• **Exercise goal**
Go through the listing and copy every line word for word.

• **Saved data entries**
□ □ □

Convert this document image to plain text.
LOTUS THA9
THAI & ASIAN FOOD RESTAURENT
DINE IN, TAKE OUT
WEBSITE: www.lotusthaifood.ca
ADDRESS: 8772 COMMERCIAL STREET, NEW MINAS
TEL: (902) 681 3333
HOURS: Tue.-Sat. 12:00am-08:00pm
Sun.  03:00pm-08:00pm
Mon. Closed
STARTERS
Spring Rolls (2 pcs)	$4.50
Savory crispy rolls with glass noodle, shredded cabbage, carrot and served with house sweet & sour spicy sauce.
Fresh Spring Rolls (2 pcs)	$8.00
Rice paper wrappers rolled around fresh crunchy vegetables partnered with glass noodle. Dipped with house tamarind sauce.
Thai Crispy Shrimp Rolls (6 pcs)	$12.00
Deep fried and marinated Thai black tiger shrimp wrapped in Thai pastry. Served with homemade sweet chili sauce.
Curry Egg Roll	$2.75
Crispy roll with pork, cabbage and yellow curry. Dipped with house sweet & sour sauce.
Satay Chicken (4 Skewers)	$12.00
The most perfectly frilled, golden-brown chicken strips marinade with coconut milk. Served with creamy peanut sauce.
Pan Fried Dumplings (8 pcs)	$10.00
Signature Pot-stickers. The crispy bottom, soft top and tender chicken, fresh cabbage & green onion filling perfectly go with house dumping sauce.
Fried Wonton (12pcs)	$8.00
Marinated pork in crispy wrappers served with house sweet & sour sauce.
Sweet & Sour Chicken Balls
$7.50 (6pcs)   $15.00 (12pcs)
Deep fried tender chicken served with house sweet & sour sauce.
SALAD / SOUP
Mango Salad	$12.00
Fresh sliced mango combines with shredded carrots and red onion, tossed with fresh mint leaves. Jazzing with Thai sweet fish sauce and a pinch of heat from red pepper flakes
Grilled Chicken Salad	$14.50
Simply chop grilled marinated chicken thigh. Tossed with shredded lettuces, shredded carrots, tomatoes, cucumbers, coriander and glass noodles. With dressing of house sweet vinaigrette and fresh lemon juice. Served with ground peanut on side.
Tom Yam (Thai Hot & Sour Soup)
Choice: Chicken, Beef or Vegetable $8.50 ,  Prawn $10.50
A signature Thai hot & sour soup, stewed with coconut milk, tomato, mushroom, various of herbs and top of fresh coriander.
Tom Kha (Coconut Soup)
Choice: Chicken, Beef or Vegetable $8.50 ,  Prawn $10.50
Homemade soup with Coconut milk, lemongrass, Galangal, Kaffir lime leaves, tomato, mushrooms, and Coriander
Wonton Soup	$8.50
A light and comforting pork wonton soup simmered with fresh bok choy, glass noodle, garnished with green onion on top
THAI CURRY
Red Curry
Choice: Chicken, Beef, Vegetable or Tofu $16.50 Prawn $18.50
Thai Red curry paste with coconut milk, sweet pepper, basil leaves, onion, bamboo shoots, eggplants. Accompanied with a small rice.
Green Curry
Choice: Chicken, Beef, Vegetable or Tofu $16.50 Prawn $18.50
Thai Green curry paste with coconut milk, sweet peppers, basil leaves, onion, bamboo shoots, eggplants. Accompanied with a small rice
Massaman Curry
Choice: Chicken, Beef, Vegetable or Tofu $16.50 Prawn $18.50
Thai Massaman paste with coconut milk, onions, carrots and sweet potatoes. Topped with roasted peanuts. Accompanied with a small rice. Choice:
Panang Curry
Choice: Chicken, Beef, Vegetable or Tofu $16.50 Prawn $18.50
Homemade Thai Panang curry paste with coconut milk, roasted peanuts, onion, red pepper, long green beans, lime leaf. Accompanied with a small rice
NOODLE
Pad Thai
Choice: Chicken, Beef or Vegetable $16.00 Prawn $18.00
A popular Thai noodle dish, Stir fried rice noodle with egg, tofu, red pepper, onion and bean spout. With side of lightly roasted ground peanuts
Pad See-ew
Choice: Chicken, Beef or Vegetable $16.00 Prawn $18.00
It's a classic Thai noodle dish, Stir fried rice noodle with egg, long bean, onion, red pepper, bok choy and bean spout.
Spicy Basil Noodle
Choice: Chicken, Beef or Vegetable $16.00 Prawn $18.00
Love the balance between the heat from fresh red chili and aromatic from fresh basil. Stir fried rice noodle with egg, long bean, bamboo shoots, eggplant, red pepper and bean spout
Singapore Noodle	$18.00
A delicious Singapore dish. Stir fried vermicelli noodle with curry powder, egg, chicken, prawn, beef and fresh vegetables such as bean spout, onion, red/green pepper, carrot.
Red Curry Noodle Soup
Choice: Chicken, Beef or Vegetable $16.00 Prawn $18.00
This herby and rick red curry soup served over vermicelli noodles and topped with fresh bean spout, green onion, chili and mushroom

□ □ □

• **Task solution**
Convert this document image to plain text.
LOTUS THA9
THAI & ASIAN FOOD RESTAURENT
DINE IN, TAKE OUT
WEBSITE: www.lotusthaifood.ca
ADDRESS: 8772 COMMERCIAL STREET, NEW MINAS
TEL: (902) 681 3333
HOURS: Tue.-Sat. 12:00am-08:00pm
Sun.  03:00pm-08:00pm
Mon. Closed
STARTERS
Spring Rolls (2 pcs)	$4.50
Savory crispy rolls with glass noodle, shredded cabbage, carrot and served with house sweet & sour spicy sauce.
Fresh Spring Rolls (2 pcs)	$8.00
Rice paper wrappers rolled around fresh crunchy vegetables partnered with glass noodle. Dipped with house tamarind sauce.
Thai Crispy Shrimp Rolls (6 pcs)	$12.00
Deep fried and marinated Thai black tiger shrimp wrapped in Thai pastry. Served with homemade sweet chili sauce.
Curry Egg Roll	$2.75
Crispy roll with pork, cabbage and yellow curry. Dipped with house sweet & sour sauce.
Satay Chicken (4 Skewers)	$12.00
The most perfectly frilled, golden-brown chicken strips marinade with coconut milk. Served with creamy peanut sauce.
Pan Fried Dumplings (8 pcs)	$10.00
Signature Pot-stickers. The crispy bottom, soft top and tender chicken, fresh cabbage & green onion filling perfectly go with house dumping sauce.
Fried Wonton (12pcs)	$8.00
Marinated pork in crispy wrappers served with house sweet & sour sauce.
Sweet & Sour Chicken Balls
$7.50 (6pcs)   $15.00 (12pcs)
Deep fried tender chicken served with house sweet & sour sauce.
SALAD / SOUP
Mango Salad	$12.00
Fresh sliced mango combines with shredded carrots and red onion, tossed with fresh mint leaves. Jazzing with Thai sweet fish sauce and a pinch of heat from red pepper flakes
Grilled Chicken Salad	$14.50
Simply chop grilled marinated chicken thigh. Tossed with shredded lettuces, shredded carrots, tomatoes, cucumbers, coriander and glass noodles. With dressing of house sweet vinaigrette and fresh lemon juice. Served with ground peanut on side.
Tom Yam (Thai Hot & Sour Soup)
Choice: Chicken, Beef or Vegetable $8.50 ,  Prawn $10.50
A signature Thai hot & sour soup, stewed with coconut milk, tomato, mushroom, various of herbs and top of fresh coriander.
Tom Kha (Coconut Soup)
Choice: Chicken, Beef or Vegetable $8.50 ,  Prawn $10.50
Homemade soup with Coconut milk, lemongrass, Galangal, Kaffir lime leaves, tomato, mushrooms, and Coriander
Wonton Soup	$8.50
A light and comforting pork wonton soup simmered with fresh bok choy, glass noodle, garnished with green onion on top
THAI CURRY
Red Curry
Choice: Chicken, Beef, Vegetable or Tofu $16.50 Prawn $18.50
Thai Red curry paste with coconut milk, sweet pepper, basil leaves, onion, bamboo shoots, eggplants. Accompanied with a small rice.
Green Curry
Choice: Chicken, Beef, Vegetable or Tofu $16.50 Prawn $18.50
Thai Green curry paste with coconut milk, sweet peppers, basil leaves, onion, bamboo shoots, eggplants. Accompanied with a small rice
Massaman Curry
Choice: Chicken, Beef, Vegetable or Tofu $16.50 Prawn $18.50
Thai Massaman paste with coconut milk, onions, carrots and sweet potatoes. Topped with roasted peanuts. Accompanied with a small rice. Choice:
Panang Curry
Choice: Chicken, Beef, Vegetable or Tofu $16.50 Prawn $18.50
Homemade Thai Panang curry paste with coconut milk, roasted peanuts, onion, red pepper, long green beans, lime leaf. Accompanied with a small rice
NOODLE
Pad Thai
Choice: Chicken, Beef or Vegetable $16.00 Prawn $18.00
A popular Thai noodle dish, Stir fried rice noodle with egg, tofu, red pepper, onion and bean spout. With side of lightly roasted ground peanuts
Pad See-ew
Choice: Chicken, Beef or Vegetable $16.00 Prawn $18.00
It's a classic Thai noodle dish, Stir fried rice noodle with egg, long bean, onion, red pepper, bok choy and bean spout.
Spicy Basil Noodle
Choice: Chicken, Beef or Vegetable $16.00 Prawn $18.00
Love the balance between the heat from fresh red chili and aromatic from fresh basil. Stir fried rice noodle with egg, long bean, bamboo shoots, eggplant, red pepper and bean spout
Singapore Noodle	$18.00
A delicious Singapore dish. Stir fried vermicelli noodle with curry powder, egg, chicken, prawn, beef and fresh vegetables such as bean spout, onion, red/green pepper, carrot.
Red Curry Noodle Soup
Choice: Chicken, Beef or Vegetable $16.00 Prawn $18.00
This herby and rick red curry soup served over vermicelli noodles and topped with fresh bean spout, green onion, chili and mushroom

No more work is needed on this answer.